- Extracted text:
Simon - We've got something that's akin to the aviation industry in the very very early days where there was just a few planes, right now we've only got just a few commercial spacecraft. Well it will grow exponentially in the decades ahead. If you think back to the Gold Rush days, 150 years ago, you had lots and lots of people rushing to go and try and find those little gold nuggets. They needed the right equipment, they needed the right knowledge. How do you pan for gold? How do you work out where things are and what to do? We're going to be those individuals, that company, that provides the spades if you like, and the knowledge for the many thousands of people who are going to go into space in the future. We need a way to prepare and train people to be able to go into space. And where at the moment can they do that if they're not a government astronaut? Nowhere. That's what Blue Abyss will be. It will be providing that capability.

Izzie - Okay so this is for, I’m not a NASA trained astronaut. This is say if you and I wanted to buy a ticket to go out into space, we could do so and then get ready for that at a centre like Blue Abyss?

Simon - Exactly that. There are elements of preparation for space that a regular person can get here and there, but there is nowhere that has everything all in one place to the standards that will be required for either a member of the general public, like you and I, or even for professional astronauts in the future.

- Aim of the task: Reproduce the passage of the space training interview verbatim, starting with "Simon - Exactly" and going on through "astronauts in the future.". The items that come next have no connection to the interview about space training.

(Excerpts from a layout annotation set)
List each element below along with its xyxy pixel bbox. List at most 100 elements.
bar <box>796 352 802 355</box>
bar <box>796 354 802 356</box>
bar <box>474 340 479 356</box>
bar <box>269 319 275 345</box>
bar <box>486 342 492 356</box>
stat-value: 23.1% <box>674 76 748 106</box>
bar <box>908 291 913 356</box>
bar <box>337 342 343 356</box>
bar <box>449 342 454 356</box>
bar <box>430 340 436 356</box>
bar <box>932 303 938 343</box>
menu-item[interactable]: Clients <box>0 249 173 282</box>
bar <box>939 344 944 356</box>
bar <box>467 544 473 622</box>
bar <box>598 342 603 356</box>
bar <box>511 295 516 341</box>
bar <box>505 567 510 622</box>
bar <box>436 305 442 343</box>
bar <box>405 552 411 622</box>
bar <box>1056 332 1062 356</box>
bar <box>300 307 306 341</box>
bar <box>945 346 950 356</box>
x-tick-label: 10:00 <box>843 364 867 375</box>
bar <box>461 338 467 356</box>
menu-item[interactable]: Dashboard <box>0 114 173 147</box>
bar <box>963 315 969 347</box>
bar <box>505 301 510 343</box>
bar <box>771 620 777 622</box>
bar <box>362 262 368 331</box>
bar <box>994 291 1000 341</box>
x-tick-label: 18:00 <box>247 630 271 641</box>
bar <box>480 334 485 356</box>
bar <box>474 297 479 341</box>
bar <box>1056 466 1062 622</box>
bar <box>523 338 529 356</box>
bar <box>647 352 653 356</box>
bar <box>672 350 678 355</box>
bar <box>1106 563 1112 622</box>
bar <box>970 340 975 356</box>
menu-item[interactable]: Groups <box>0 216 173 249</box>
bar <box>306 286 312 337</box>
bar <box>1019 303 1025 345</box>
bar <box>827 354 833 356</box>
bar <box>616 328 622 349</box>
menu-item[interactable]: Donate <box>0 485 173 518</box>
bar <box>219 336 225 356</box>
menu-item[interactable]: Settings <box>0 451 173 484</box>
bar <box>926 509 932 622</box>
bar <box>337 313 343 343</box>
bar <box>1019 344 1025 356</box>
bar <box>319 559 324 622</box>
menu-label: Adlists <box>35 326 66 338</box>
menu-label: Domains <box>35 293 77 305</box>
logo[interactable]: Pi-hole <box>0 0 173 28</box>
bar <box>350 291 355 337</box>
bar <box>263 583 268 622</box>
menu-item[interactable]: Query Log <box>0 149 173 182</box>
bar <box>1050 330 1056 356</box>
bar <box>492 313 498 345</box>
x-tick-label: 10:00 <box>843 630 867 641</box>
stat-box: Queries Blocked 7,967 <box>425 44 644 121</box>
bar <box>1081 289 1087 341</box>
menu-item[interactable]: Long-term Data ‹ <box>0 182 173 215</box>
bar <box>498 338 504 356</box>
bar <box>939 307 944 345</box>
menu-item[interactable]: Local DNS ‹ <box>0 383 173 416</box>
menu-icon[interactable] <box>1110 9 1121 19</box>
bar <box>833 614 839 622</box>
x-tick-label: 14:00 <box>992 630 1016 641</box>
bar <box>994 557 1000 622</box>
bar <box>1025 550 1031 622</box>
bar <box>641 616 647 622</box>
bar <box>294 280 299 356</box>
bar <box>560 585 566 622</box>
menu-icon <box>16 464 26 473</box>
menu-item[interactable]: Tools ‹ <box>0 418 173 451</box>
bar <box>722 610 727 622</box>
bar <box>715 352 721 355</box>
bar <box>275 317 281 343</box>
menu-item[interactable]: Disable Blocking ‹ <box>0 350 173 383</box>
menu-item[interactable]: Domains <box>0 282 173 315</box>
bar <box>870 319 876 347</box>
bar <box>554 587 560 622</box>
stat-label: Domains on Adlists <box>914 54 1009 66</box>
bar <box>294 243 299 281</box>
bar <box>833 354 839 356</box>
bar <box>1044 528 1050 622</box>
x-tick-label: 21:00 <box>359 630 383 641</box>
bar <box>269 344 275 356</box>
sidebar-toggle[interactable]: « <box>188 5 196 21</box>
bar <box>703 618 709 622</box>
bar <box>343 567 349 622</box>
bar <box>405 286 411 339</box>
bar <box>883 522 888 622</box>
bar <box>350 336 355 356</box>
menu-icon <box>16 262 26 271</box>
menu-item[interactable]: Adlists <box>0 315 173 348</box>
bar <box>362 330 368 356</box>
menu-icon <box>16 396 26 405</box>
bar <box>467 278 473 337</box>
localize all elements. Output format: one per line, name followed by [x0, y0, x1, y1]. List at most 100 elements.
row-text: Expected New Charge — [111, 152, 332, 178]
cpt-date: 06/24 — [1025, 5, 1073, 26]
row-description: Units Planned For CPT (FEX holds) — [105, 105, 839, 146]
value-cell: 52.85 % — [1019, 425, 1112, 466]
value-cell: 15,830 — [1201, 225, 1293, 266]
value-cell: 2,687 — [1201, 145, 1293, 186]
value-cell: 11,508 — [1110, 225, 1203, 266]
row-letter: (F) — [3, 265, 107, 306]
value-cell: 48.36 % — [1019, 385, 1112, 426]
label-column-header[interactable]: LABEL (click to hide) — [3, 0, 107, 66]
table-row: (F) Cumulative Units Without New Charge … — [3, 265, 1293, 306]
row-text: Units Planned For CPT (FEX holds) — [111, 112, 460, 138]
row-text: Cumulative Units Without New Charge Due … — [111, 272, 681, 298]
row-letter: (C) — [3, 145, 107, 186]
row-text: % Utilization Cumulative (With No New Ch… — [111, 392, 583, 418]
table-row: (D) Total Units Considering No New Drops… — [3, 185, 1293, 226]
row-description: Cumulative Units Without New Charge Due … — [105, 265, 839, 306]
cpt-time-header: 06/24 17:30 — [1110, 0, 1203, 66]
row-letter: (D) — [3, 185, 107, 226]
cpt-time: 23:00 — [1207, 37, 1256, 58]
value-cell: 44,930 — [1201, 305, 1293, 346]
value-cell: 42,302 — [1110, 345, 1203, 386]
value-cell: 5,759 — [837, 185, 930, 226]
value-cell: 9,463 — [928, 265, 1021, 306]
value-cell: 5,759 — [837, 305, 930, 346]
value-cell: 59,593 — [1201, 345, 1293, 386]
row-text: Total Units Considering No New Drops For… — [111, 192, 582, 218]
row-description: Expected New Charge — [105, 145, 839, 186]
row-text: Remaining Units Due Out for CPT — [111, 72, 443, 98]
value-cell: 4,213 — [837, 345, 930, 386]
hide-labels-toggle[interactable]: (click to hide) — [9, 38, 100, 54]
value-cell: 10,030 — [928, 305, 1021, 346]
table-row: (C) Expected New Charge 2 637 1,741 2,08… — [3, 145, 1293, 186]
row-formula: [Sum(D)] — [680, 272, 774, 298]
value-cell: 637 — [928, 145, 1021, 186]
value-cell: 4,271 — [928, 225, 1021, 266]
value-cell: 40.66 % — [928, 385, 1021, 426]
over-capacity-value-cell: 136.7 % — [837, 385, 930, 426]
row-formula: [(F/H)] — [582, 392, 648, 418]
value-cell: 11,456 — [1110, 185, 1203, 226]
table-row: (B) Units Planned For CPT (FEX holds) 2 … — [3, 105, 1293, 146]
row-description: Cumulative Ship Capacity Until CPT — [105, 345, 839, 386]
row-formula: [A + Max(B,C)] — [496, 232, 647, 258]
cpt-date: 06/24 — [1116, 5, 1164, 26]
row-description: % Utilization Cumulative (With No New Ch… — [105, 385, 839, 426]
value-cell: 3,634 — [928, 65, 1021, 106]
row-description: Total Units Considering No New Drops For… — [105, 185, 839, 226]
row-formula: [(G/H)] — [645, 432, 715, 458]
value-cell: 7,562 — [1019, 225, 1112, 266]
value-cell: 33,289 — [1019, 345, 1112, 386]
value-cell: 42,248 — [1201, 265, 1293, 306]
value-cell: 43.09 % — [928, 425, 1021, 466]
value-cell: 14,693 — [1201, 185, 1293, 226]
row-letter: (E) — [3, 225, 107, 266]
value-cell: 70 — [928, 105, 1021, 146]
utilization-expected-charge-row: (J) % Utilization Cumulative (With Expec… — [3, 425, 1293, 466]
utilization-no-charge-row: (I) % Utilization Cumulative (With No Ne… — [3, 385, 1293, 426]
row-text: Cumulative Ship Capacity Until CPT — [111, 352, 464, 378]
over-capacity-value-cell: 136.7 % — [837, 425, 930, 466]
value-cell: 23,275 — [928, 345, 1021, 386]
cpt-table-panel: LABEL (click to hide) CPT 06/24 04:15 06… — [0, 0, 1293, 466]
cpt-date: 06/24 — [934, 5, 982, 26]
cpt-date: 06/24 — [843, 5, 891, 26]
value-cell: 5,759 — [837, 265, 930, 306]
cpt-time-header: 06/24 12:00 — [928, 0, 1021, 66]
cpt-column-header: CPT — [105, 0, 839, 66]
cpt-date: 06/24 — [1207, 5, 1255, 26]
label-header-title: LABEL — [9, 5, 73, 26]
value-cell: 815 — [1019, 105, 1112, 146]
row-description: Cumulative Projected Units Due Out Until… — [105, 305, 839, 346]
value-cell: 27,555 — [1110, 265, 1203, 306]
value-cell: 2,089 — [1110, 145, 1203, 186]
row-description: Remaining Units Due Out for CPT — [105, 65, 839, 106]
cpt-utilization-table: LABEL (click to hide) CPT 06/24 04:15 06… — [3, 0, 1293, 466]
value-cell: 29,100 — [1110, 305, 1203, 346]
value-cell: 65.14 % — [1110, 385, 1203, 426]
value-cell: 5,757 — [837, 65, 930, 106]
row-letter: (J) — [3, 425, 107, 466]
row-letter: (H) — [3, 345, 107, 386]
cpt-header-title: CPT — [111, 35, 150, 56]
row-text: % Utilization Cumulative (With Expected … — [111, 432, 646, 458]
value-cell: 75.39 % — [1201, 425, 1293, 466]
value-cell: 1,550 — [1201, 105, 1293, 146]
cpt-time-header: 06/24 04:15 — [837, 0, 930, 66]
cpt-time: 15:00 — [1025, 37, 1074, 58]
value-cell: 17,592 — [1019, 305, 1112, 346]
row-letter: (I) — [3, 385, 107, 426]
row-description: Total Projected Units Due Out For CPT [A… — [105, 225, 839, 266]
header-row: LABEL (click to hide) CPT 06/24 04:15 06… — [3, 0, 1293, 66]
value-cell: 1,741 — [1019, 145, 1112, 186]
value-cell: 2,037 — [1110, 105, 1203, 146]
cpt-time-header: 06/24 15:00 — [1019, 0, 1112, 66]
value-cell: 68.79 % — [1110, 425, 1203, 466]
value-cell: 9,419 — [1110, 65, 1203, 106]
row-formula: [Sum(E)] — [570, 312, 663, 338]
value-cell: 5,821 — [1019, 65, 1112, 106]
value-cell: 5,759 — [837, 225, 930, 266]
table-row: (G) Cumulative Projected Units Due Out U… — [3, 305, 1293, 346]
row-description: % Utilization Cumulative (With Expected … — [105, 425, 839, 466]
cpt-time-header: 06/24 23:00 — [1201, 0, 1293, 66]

- Exercise output:
Simon - Exactly that. There are elements of preparation for space that a regular person can get here and there, but there is nowhere that has everything all in one place to the standards that will be required for either a member of the general public, like you and I, or even for professional astronauts in the future.